__Records__.

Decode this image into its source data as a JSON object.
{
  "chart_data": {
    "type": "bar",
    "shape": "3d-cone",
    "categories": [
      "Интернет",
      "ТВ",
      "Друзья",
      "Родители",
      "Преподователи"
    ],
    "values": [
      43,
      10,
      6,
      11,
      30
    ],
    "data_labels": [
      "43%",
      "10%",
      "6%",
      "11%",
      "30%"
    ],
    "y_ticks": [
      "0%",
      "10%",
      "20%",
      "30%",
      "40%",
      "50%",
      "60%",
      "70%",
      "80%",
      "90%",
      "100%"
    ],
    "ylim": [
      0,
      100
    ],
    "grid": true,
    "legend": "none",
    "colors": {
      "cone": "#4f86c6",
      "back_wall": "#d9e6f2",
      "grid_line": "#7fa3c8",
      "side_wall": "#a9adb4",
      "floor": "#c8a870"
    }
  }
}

__Exercise__. The records above must be output exactly, in full.

__Written solution__.
Decode this image into its source data as a JSON object.
{
  "chart_data": {
    "type": "bar",
    "shape": "3d-cone",
    "categories": [
      "Интернет",
      "ТВ",
      "Друзья",
      "Родители",
      "Преподователи"
    ],
    "values": [
      43,
      10,
      6,
      11,
      30
    ],
    "data_labels": [
      "43%",
      "10%",
      "6%",
      "11%",
      "30%"
    ],
    "y_ticks": [
      "0%",
      "10%",
      "20%",
      "30%",
      "40%",
      "50%",
      "60%",
      "70%",
      "80%",
      "90%",
      "100%"
    ],
    "ylim": [
      0,
      100
    ],
    "grid": true,
    "legend": "none",
    "colors": {
      "cone": "#4f86c6",
      "back_wall": "#d9e6f2",
      "grid_line": "#7fa3c8",
      "side_wall": "#a9adb4",
      "floor": "#c8a870"
    }
  }
}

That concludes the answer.